TASK STATEMENT: Find the lines holding "Европа" and copy them.

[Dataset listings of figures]
[START]

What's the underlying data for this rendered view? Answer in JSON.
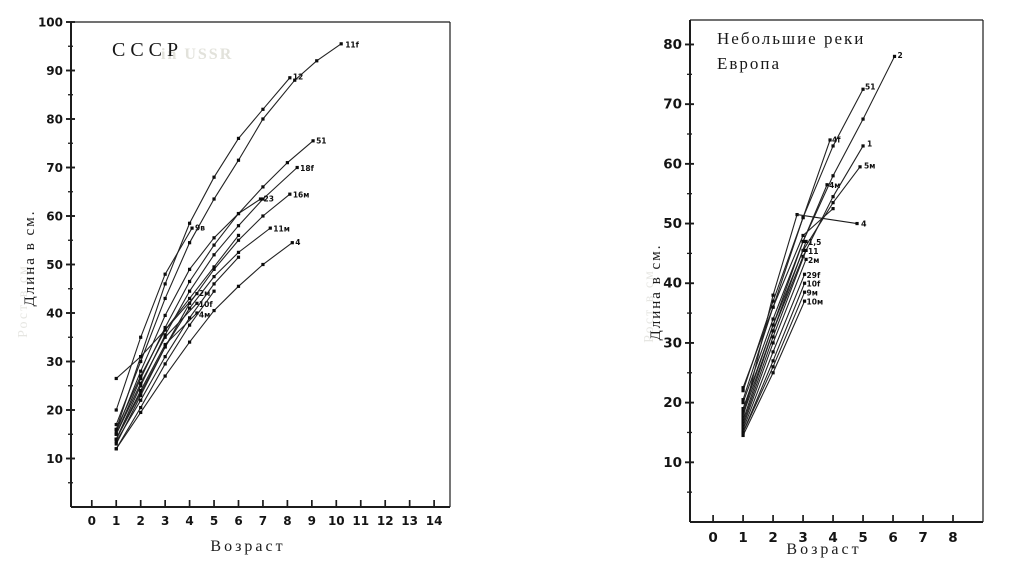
{
  "page": {
    "background": "#ffffff",
    "ink": "#1c1c1c"
  },
  "chart_data": [
    {
      "type": "line",
      "title": "СССР",
      "watermark": "in USSR",
      "xlabel": "Возраст",
      "ylabel": "Длина в см.",
      "ylabel_ghost": "Рост в см",
      "xlim": [
        -0.85,
        14.65
      ],
      "ylim": [
        0,
        100
      ],
      "x_ticks": [
        0,
        1,
        2,
        3,
        4,
        5,
        6,
        7,
        8,
        9,
        10,
        11,
        12,
        13,
        14
      ],
      "y_ticks": [
        10,
        20,
        30,
        40,
        50,
        60,
        70,
        80,
        90,
        100
      ],
      "y_minor_ticks": [
        5,
        15,
        25,
        35,
        45,
        55,
        65,
        75,
        85,
        95
      ],
      "grid": "off",
      "legend": "none",
      "marker": "square",
      "line_color": "#222222",
      "series": [
        {
          "label": "11f",
          "ldx": 4,
          "ldy": 1,
          "points": [
            [
              1,
              17
            ],
            [
              2,
              30
            ],
            [
              3,
              43
            ],
            [
              4,
              54.5
            ],
            [
              5,
              63.5
            ],
            [
              6,
              71.5
            ],
            [
              7,
              80
            ],
            [
              8.3,
              88
            ],
            [
              9.2,
              92
            ],
            [
              10.2,
              95.5
            ]
          ]
        },
        {
          "label": "12",
          "ldx": 3,
          "ldy": -1,
          "points": [
            [
              1,
              16
            ],
            [
              2,
              31
            ],
            [
              3,
              46
            ],
            [
              4,
              58.5
            ],
            [
              5,
              68
            ],
            [
              6,
              76
            ],
            [
              7,
              82
            ],
            [
              8.1,
              88.5
            ]
          ]
        },
        {
          "label": "51",
          "ldx": 3,
          "ldy": 0,
          "points": [
            [
              1,
              15
            ],
            [
              2,
              26.5
            ],
            [
              3,
              37
            ],
            [
              4,
              46.5
            ],
            [
              5,
              54
            ],
            [
              6,
              60.5
            ],
            [
              7,
              66
            ],
            [
              8,
              71
            ],
            [
              9.05,
              75.5
            ]
          ]
        },
        {
          "label": "18f",
          "ldx": 3,
          "ldy": 1,
          "points": [
            [
              1,
              14
            ],
            [
              2,
              25
            ],
            [
              3,
              35.5
            ],
            [
              4,
              44.5
            ],
            [
              5,
              52
            ],
            [
              6,
              58
            ],
            [
              7,
              63.5
            ],
            [
              8.4,
              70
            ]
          ]
        },
        {
          "label": "16м",
          "ldx": 3,
          "ldy": 1,
          "points": [
            [
              1,
              14
            ],
            [
              2,
              23.5
            ],
            [
              3,
              33
            ],
            [
              4,
              42
            ],
            [
              5,
              49
            ],
            [
              6,
              55
            ],
            [
              7,
              60
            ],
            [
              8.1,
              64.5
            ]
          ]
        },
        {
          "label": "23",
          "ldx": 3,
          "ldy": 0,
          "points": [
            [
              1,
              15.5
            ],
            [
              2,
              28
            ],
            [
              3,
              39.5
            ],
            [
              4,
              49
            ],
            [
              5,
              55.5
            ],
            [
              6,
              60.5
            ],
            [
              6.9,
              63.5
            ]
          ]
        },
        {
          "label": "11м",
          "ldx": 3,
          "ldy": 1,
          "points": [
            [
              1,
              13
            ],
            [
              2,
              23
            ],
            [
              3,
              33
            ],
            [
              4,
              41
            ],
            [
              5,
              47.5
            ],
            [
              6,
              52.5
            ],
            [
              7.3,
              57.5
            ]
          ]
        },
        {
          "label": "4",
          "ldx": 3,
          "ldy": 0,
          "points": [
            [
              1,
              12
            ],
            [
              2,
              19.5
            ],
            [
              3,
              27
            ],
            [
              4,
              34
            ],
            [
              5,
              40.5
            ],
            [
              6,
              45.5
            ],
            [
              7,
              50
            ],
            [
              8.2,
              54.5
            ]
          ]
        },
        {
          "label": "9в",
          "ldx": 3,
          "ldy": 0,
          "points": [
            [
              1,
              20
            ],
            [
              2,
              35
            ],
            [
              3,
              48
            ],
            [
              4.1,
              57.5
            ]
          ]
        },
        {
          "label": "",
          "points": [
            [
              1,
              26.5
            ],
            [
              2,
              31
            ],
            [
              3,
              36.5
            ],
            [
              4,
              43
            ],
            [
              5,
              49.5
            ],
            [
              6,
              56
            ]
          ]
        },
        {
          "label": "2м",
          "ldx": 2,
          "ldy": 0,
          "points": [
            [
              1,
              16
            ],
            [
              2,
              27
            ],
            [
              3,
              36.5
            ],
            [
              4.3,
              44
            ]
          ]
        },
        {
          "label": "10f",
          "ldx": 2,
          "ldy": 1,
          "points": [
            [
              1,
              15
            ],
            [
              2,
              25.5
            ],
            [
              3,
              35
            ],
            [
              4.3,
              42
            ]
          ]
        },
        {
          "label": "4м",
          "ldx": 2,
          "ldy": 2,
          "points": [
            [
              1,
              14
            ],
            [
              2,
              24
            ],
            [
              3,
              33.5
            ],
            [
              4.3,
              40
            ]
          ]
        },
        {
          "label": "",
          "points": [
            [
              1,
              13.5
            ],
            [
              2,
              22
            ],
            [
              3,
              31
            ],
            [
              4,
              39
            ],
            [
              5,
              46
            ],
            [
              6,
              51.5
            ]
          ]
        },
        {
          "label": "",
          "points": [
            [
              1,
              12
            ],
            [
              2,
              20.5
            ],
            [
              3,
              29.5
            ],
            [
              4,
              37.5
            ],
            [
              5,
              44.5
            ]
          ]
        }
      ],
      "annotations": []
    },
    {
      "type": "line",
      "title": "Небольшие реки Европа",
      "title_lines": [
        "Небольшие реки",
        "Европа"
      ],
      "watermark": "",
      "xlabel": "Возраст",
      "ylabel": "Длина в см.",
      "ylabel_ghost": "Рост в см",
      "xlim": [
        -0.77,
        9.0
      ],
      "ylim": [
        0,
        84.1
      ],
      "x_ticks": [
        0,
        1,
        2,
        3,
        4,
        5,
        6,
        7,
        8
      ],
      "y_ticks": [
        10,
        20,
        30,
        40,
        50,
        60,
        70,
        80
      ],
      "y_minor_ticks": [
        5,
        15,
        25,
        35,
        45,
        55,
        65,
        75
      ],
      "grid": "off",
      "legend": "none",
      "marker": "square",
      "line_color": "#222222",
      "series": [
        {
          "label": "2",
          "ldx": 3,
          "ldy": -1,
          "points": [
            [
              1,
              20
            ],
            [
              2,
              34
            ],
            [
              3,
              47
            ],
            [
              4,
              58
            ],
            [
              5,
              67.5
            ],
            [
              6.05,
              78
            ]
          ]
        },
        {
          "label": "51",
          "ldx": 2,
          "ldy": -2,
          "points": [
            [
              1,
              22
            ],
            [
              2,
              37
            ],
            [
              3,
              51
            ],
            [
              4,
              63
            ],
            [
              5,
              72.5
            ]
          ]
        },
        {
          "label": "4f",
          "ldx": 2,
          "ldy": 0,
          "points": [
            [
              1,
              20.5
            ],
            [
              2,
              36
            ],
            [
              3,
              51
            ],
            [
              3.9,
              64
            ]
          ]
        },
        {
          "label": "1",
          "ldx": 4,
          "ldy": -2,
          "points": [
            [
              1,
              18
            ],
            [
              2,
              32
            ],
            [
              3,
              44.5
            ],
            [
              4,
              54.5
            ],
            [
              5,
              63
            ]
          ]
        },
        {
          "label": "5м",
          "ldx": 4,
          "ldy": -1,
          "points": [
            [
              1,
              19
            ],
            [
              2,
              33
            ],
            [
              3,
              45.5
            ],
            [
              4,
              53.5
            ],
            [
              4.9,
              59.5
            ]
          ]
        },
        {
          "label": "4м",
          "ldx": 2,
          "ldy": 1,
          "points": [
            [
              1,
              18.5
            ],
            [
              2,
              33
            ],
            [
              3,
              47
            ],
            [
              3.8,
              56.5
            ]
          ]
        },
        {
          "label": "",
          "points": [
            [
              1,
              17.5
            ],
            [
              2,
              38
            ],
            [
              2.8,
              51.5
            ]
          ]
        },
        {
          "label": "",
          "points": [
            [
              1,
              22.5
            ],
            [
              2,
              36
            ],
            [
              3,
              48
            ],
            [
              4,
              52.5
            ]
          ]
        },
        {
          "label": "1,5",
          "ldx": 2,
          "ldy": 1,
          "points": [
            [
              1,
              17
            ],
            [
              2,
              32
            ],
            [
              3.1,
              47
            ]
          ]
        },
        {
          "label": "11",
          "ldx": 2,
          "ldy": 1,
          "points": [
            [
              1,
              16.5
            ],
            [
              2,
              31
            ],
            [
              3.1,
              45.5
            ]
          ]
        },
        {
          "label": "2м",
          "ldx": 2,
          "ldy": 1,
          "points": [
            [
              1,
              16
            ],
            [
              2,
              30
            ],
            [
              3.1,
              44
            ]
          ]
        },
        {
          "label": "29f",
          "ldx": 2,
          "ldy": 1,
          "points": [
            [
              1,
              15.5
            ],
            [
              2,
              28.5
            ],
            [
              3.05,
              41.5
            ]
          ]
        },
        {
          "label": "10f",
          "ldx": 2,
          "ldy": 1,
          "points": [
            [
              1,
              15
            ],
            [
              2,
              27
            ],
            [
              3.05,
              40
            ]
          ]
        },
        {
          "label": "9м",
          "ldx": 2,
          "ldy": 1,
          "points": [
            [
              1,
              15
            ],
            [
              2,
              26
            ],
            [
              3.05,
              38.5
            ]
          ]
        },
        {
          "label": "10м",
          "ldx": 2,
          "ldy": 1,
          "points": [
            [
              1,
              14.5
            ],
            [
              2,
              25
            ],
            [
              3.05,
              37
            ]
          ]
        }
      ],
      "annotations": [
        {
          "label": "4",
          "from": [
            4.8,
            50
          ],
          "to": [
            2.8,
            51.5
          ]
        }
      ]
    }
  ]
}
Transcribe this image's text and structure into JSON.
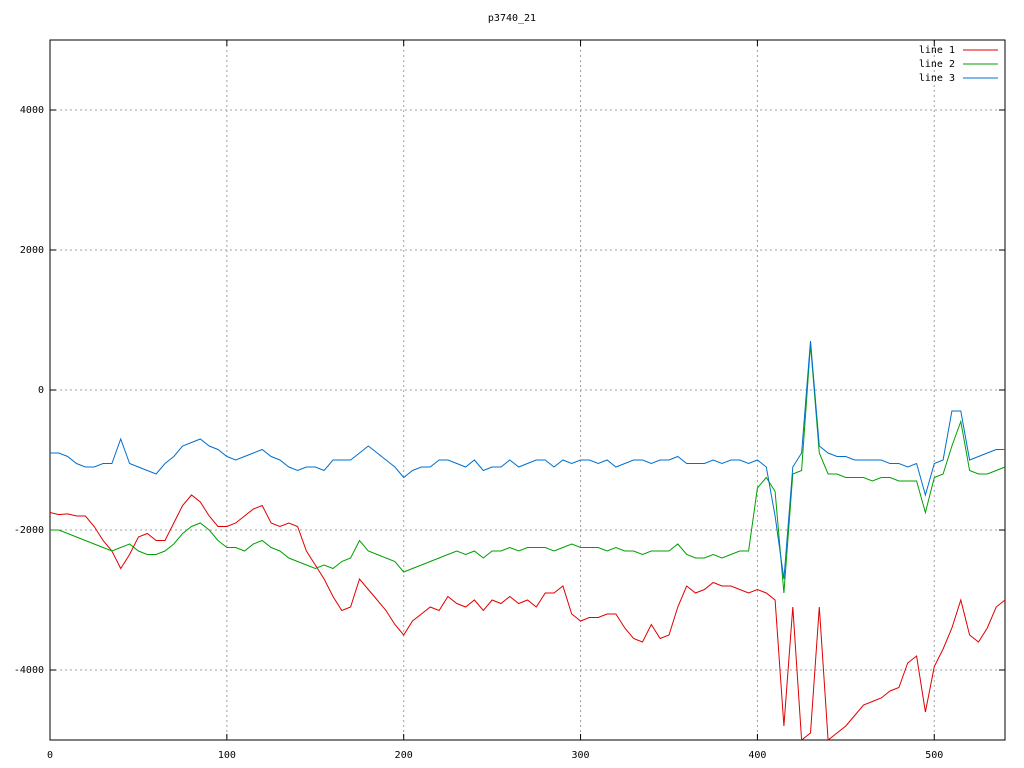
{
  "chart_data": {
    "type": "line",
    "title": "p3740_21",
    "x": [
      0,
      5,
      10,
      15,
      20,
      25,
      30,
      35,
      40,
      45,
      50,
      55,
      60,
      65,
      70,
      75,
      80,
      85,
      90,
      95,
      100,
      105,
      110,
      115,
      120,
      125,
      130,
      135,
      140,
      145,
      150,
      155,
      160,
      165,
      170,
      175,
      180,
      185,
      190,
      195,
      200,
      205,
      210,
      215,
      220,
      225,
      230,
      235,
      240,
      245,
      250,
      255,
      260,
      265,
      270,
      275,
      280,
      285,
      290,
      295,
      300,
      305,
      310,
      315,
      320,
      325,
      330,
      335,
      340,
      345,
      350,
      355,
      360,
      365,
      370,
      375,
      380,
      385,
      390,
      395,
      400,
      405,
      410,
      415,
      420,
      425,
      430,
      435,
      440,
      445,
      450,
      455,
      460,
      465,
      470,
      475,
      480,
      485,
      490,
      495,
      500,
      505,
      510,
      515,
      520,
      525,
      530,
      535,
      540
    ],
    "series": [
      {
        "name": "line 1",
        "color": "#e00000",
        "values": [
          -1750,
          -1780,
          -1770,
          -1800,
          -1800,
          -1950,
          -2150,
          -2300,
          -2550,
          -2350,
          -2100,
          -2050,
          -2150,
          -2150,
          -1900,
          -1650,
          -1500,
          -1600,
          -1800,
          -1950,
          -1950,
          -1900,
          -1800,
          -1700,
          -1650,
          -1900,
          -1950,
          -1900,
          -1950,
          -2300,
          -2500,
          -2700,
          -2950,
          -3150,
          -3100,
          -2700,
          -2850,
          -3000,
          -3150,
          -3350,
          -3500,
          -3300,
          -3200,
          -3100,
          -3150,
          -2950,
          -3050,
          -3100,
          -3000,
          -3150,
          -3000,
          -3050,
          -2950,
          -3050,
          -3000,
          -3100,
          -2900,
          -2900,
          -2800,
          -3200,
          -3300,
          -3250,
          -3250,
          -3200,
          -3200,
          -3400,
          -3550,
          -3600,
          -3350,
          -3550,
          -3500,
          -3100,
          -2800,
          -2900,
          -2850,
          -2750,
          -2800,
          -2800,
          -2850,
          -2900,
          -2850,
          -2900,
          -3000,
          -4800,
          -3100,
          -5000,
          -4900,
          -3100,
          -5000,
          -4900,
          -4800,
          -4650,
          -4500,
          -4450,
          -4400,
          -4300,
          -4250,
          -3900,
          -3800,
          -4600,
          -3950,
          -3700,
          -3400,
          -3000,
          -3500,
          -3600,
          -3400,
          -3100,
          -3000
        ]
      },
      {
        "name": "line 2",
        "color": "#00a000",
        "values": [
          -2000,
          -2000,
          -2050,
          -2100,
          -2150,
          -2200,
          -2250,
          -2300,
          -2250,
          -2200,
          -2300,
          -2350,
          -2350,
          -2300,
          -2200,
          -2050,
          -1950,
          -1900,
          -2000,
          -2150,
          -2250,
          -2250,
          -2300,
          -2200,
          -2150,
          -2250,
          -2300,
          -2400,
          -2450,
          -2500,
          -2550,
          -2500,
          -2550,
          -2450,
          -2400,
          -2150,
          -2300,
          -2350,
          -2400,
          -2450,
          -2600,
          -2550,
          -2500,
          -2450,
          -2400,
          -2350,
          -2300,
          -2350,
          -2300,
          -2400,
          -2300,
          -2300,
          -2250,
          -2300,
          -2250,
          -2250,
          -2250,
          -2300,
          -2250,
          -2200,
          -2250,
          -2250,
          -2250,
          -2300,
          -2250,
          -2300,
          -2300,
          -2350,
          -2300,
          -2300,
          -2300,
          -2200,
          -2350,
          -2400,
          -2400,
          -2350,
          -2400,
          -2350,
          -2300,
          -2300,
          -1400,
          -1250,
          -1450,
          -2900,
          -1200,
          -1150,
          650,
          -900,
          -1200,
          -1200,
          -1250,
          -1250,
          -1250,
          -1300,
          -1250,
          -1250,
          -1300,
          -1300,
          -1300,
          -1750,
          -1250,
          -1200,
          -800,
          -450,
          -1150,
          -1200,
          -1200,
          -1150,
          -1100
        ]
      },
      {
        "name": "line 3",
        "color": "#0070d0",
        "values": [
          -900,
          -900,
          -950,
          -1050,
          -1100,
          -1100,
          -1050,
          -1050,
          -700,
          -1050,
          -1100,
          -1150,
          -1200,
          -1050,
          -950,
          -800,
          -750,
          -700,
          -800,
          -850,
          -950,
          -1000,
          -950,
          -900,
          -850,
          -950,
          -1000,
          -1100,
          -1150,
          -1100,
          -1100,
          -1150,
          -1000,
          -1000,
          -1000,
          -900,
          -800,
          -900,
          -1000,
          -1100,
          -1250,
          -1150,
          -1100,
          -1100,
          -1000,
          -1000,
          -1050,
          -1100,
          -1000,
          -1150,
          -1100,
          -1100,
          -1000,
          -1100,
          -1050,
          -1000,
          -1000,
          -1100,
          -1000,
          -1050,
          -1000,
          -1000,
          -1050,
          -1000,
          -1100,
          -1050,
          -1000,
          -1000,
          -1050,
          -1000,
          -1000,
          -950,
          -1050,
          -1050,
          -1050,
          -1000,
          -1050,
          -1000,
          -1000,
          -1050,
          -1000,
          -1100,
          -1800,
          -2700,
          -1100,
          -900,
          700,
          -800,
          -900,
          -950,
          -950,
          -1000,
          -1000,
          -1000,
          -1000,
          -1050,
          -1050,
          -1100,
          -1050,
          -1500,
          -1050,
          -1000,
          -300,
          -300,
          -1000,
          -950,
          -900,
          -850,
          -850
        ]
      }
    ],
    "xlim": [
      0,
      540
    ],
    "ylim": [
      -5000,
      5000
    ],
    "xticks": [
      0,
      100,
      200,
      300,
      400,
      500
    ],
    "yticks": [
      -4000,
      -2000,
      0,
      2000,
      4000
    ],
    "grid": true,
    "legend": "top-right"
  }
}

[END]

SOLVED EXERCISE:
      "title": "Небольшие реки Европа",
        "Европа"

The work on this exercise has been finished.